Stored entries |
★ ★ ★ ★ ★ ★ ★

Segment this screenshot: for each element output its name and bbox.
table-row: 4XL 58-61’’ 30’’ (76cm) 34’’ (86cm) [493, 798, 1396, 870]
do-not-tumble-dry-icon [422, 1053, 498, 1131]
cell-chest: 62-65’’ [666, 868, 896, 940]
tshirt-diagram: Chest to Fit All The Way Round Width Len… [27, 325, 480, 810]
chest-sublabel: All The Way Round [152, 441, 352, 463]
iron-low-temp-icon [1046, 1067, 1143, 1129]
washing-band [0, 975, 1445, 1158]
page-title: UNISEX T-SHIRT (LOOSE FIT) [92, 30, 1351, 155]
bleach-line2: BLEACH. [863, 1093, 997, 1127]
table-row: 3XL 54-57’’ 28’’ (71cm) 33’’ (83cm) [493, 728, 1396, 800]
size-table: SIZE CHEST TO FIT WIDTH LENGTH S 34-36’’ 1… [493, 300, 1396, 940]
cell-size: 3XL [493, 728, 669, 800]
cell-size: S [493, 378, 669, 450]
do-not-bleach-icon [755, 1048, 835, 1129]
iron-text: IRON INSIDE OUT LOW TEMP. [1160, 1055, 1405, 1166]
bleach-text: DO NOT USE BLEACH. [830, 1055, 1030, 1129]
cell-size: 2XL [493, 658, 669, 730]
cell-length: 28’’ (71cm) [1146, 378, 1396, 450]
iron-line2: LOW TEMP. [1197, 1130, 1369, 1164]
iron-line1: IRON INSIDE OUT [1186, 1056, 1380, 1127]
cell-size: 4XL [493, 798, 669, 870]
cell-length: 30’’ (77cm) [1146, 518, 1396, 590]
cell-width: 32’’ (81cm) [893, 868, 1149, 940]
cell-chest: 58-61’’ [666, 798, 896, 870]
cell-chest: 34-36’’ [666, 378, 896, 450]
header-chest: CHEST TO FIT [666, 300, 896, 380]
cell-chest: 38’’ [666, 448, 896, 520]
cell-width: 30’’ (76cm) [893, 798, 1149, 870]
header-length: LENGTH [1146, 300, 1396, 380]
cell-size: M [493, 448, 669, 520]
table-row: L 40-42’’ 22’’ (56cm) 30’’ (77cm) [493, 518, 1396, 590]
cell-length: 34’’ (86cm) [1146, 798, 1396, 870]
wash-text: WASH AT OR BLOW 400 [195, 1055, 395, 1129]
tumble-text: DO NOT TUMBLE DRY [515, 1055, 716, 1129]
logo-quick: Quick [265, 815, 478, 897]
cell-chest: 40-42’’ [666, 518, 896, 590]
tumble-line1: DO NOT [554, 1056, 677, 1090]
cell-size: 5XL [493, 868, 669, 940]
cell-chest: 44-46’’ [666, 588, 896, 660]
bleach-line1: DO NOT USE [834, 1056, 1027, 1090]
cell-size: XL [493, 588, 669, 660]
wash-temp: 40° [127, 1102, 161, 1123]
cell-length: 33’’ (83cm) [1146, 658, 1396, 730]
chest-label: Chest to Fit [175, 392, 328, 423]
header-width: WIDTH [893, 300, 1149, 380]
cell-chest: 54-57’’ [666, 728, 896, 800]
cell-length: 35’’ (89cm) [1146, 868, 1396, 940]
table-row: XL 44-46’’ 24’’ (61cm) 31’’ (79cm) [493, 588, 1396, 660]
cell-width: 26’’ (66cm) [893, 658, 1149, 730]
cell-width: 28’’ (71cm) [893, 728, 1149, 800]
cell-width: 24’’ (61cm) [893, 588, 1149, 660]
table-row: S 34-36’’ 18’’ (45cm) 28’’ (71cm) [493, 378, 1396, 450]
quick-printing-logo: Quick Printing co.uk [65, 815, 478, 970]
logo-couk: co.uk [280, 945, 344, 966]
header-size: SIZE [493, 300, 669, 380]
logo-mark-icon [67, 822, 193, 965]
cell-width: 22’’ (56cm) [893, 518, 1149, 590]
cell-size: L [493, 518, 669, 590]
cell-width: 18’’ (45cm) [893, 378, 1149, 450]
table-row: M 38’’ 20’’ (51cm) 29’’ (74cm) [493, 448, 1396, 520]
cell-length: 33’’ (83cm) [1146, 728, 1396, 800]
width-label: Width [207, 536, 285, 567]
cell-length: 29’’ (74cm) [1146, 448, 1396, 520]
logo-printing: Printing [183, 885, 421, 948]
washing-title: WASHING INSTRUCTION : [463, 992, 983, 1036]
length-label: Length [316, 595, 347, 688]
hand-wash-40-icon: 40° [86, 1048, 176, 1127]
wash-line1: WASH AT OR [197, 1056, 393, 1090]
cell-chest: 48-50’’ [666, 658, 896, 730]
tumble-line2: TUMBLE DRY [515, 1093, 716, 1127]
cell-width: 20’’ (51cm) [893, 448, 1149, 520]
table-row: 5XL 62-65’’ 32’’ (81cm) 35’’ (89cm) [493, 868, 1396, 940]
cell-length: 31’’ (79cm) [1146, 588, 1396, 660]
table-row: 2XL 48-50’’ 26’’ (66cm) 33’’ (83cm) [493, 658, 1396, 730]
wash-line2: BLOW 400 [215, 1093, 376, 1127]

★ ★ ★ ★ ★ ★ ★

Stated problem | Copy all the data above line for line, keeping every character unchanged.

Result of this task |
Segment this screenshot: for each element output its name and bbox.
table-row: 4XL 58-61’’ 30’’ (76cm) 34’’ (86cm) [493, 798, 1396, 870]
do-not-tumble-dry-icon [422, 1053, 498, 1131]
cell-chest: 62-65’’ [666, 868, 896, 940]
tshirt-diagram: Chest to Fit All The Way Round Width Len… [27, 325, 480, 810]
chest-sublabel: All The Way Round [152, 441, 352, 463]
iron-low-temp-icon [1046, 1067, 1143, 1129]
washing-band [0, 975, 1445, 1158]
page-title: UNISEX T-SHIRT (LOOSE FIT) [92, 30, 1351, 155]
bleach-line2: BLEACH. [863, 1093, 997, 1127]
table-row: 3XL 54-57’’ 28’’ (71cm) 33’’ (83cm) [493, 728, 1396, 800]
size-table: SIZE CHEST TO FIT WIDTH LENGTH S 34-36’’ 1… [493, 300, 1396, 940]
cell-size: 3XL [493, 728, 669, 800]
cell-size: S [493, 378, 669, 450]
do-not-bleach-icon [755, 1048, 835, 1129]
iron-text: IRON INSIDE OUT LOW TEMP. [1160, 1055, 1405, 1166]
bleach-text: DO NOT USE BLEACH. [830, 1055, 1030, 1129]
cell-size: 2XL [493, 658, 669, 730]
cell-length: 28’’ (71cm) [1146, 378, 1396, 450]
iron-line2: LOW TEMP. [1197, 1130, 1369, 1164]
iron-line1: IRON INSIDE OUT [1186, 1056, 1380, 1127]
cell-size: 4XL [493, 798, 669, 870]
cell-length: 30’’ (77cm) [1146, 518, 1396, 590]
cell-width: 32’’ (81cm) [893, 868, 1149, 940]
cell-chest: 58-61’’ [666, 798, 896, 870]
cell-chest: 34-36’’ [666, 378, 896, 450]
header-chest: CHEST TO FIT [666, 300, 896, 380]
cell-chest: 38’’ [666, 448, 896, 520]
cell-width: 30’’ (76cm) [893, 798, 1149, 870]
header-length: LENGTH [1146, 300, 1396, 380]
cell-size: M [493, 448, 669, 520]
table-row: L 40-42’’ 22’’ (56cm) 30’’ (77cm) [493, 518, 1396, 590]
cell-length: 34’’ (86cm) [1146, 798, 1396, 870]
wash-text: WASH AT OR BLOW 400 [195, 1055, 395, 1129]
tumble-text: DO NOT TUMBLE DRY [515, 1055, 716, 1129]
logo-quick: Quick [265, 815, 478, 897]
cell-chest: 40-42’’ [666, 518, 896, 590]
tumble-line1: DO NOT [554, 1056, 677, 1090]
cell-size: 5XL [493, 868, 669, 940]
cell-chest: 44-46’’ [666, 588, 896, 660]
bleach-line1: DO NOT USE [834, 1056, 1027, 1090]
cell-size: XL [493, 588, 669, 660]
wash-temp: 40° [127, 1102, 161, 1123]
cell-length: 33’’ (83cm) [1146, 658, 1396, 730]
chest-label: Chest to Fit [175, 392, 328, 423]
header-width: WIDTH [893, 300, 1149, 380]
cell-chest: 54-57’’ [666, 728, 896, 800]
cell-length: 35’’ (89cm) [1146, 868, 1396, 940]
table-row: XL 44-46’’ 24’’ (61cm) 31’’ (79cm) [493, 588, 1396, 660]
cell-width: 26’’ (66cm) [893, 658, 1149, 730]
cell-width: 28’’ (71cm) [893, 728, 1149, 800]
cell-width: 24’’ (61cm) [893, 588, 1149, 660]
table-row: S 34-36’’ 18’’ (45cm) 28’’ (71cm) [493, 378, 1396, 450]
quick-printing-logo: Quick Printing co.uk [65, 815, 478, 970]
logo-couk: co.uk [280, 945, 344, 966]
header-size: SIZE [493, 300, 669, 380]
logo-mark-icon [67, 822, 193, 965]
cell-width: 22’’ (56cm) [893, 518, 1149, 590]
cell-size: L [493, 518, 669, 590]
cell-width: 18’’ (45cm) [893, 378, 1149, 450]
table-row: M 38’’ 20’’ (51cm) 29’’ (74cm) [493, 448, 1396, 520]
cell-length: 33’’ (83cm) [1146, 728, 1396, 800]
width-label: Width [207, 536, 285, 567]
cell-length: 29’’ (74cm) [1146, 448, 1396, 520]
logo-printing: Printing [183, 885, 421, 948]
washing-title: WASHING INSTRUCTION : [463, 992, 983, 1036]
length-label: Length [316, 595, 347, 688]
hand-wash-40-icon: 40° [86, 1048, 176, 1127]
wash-line1: WASH AT OR [197, 1056, 393, 1090]
cell-chest: 48-50’’ [666, 658, 896, 730]
tumble-line2: TUMBLE DRY [515, 1093, 716, 1127]
cell-width: 20’’ (51cm) [893, 448, 1149, 520]
table-row: 5XL 62-65’’ 32’’ (81cm) 35’’ (89cm) [493, 868, 1396, 940]
cell-length: 31’’ (79cm) [1146, 588, 1396, 660]
table-row: 2XL 48-50’’ 26’’ (66cm) 33’’ (83cm) [493, 658, 1396, 730]
wash-line2: BLOW 400 [215, 1093, 376, 1127]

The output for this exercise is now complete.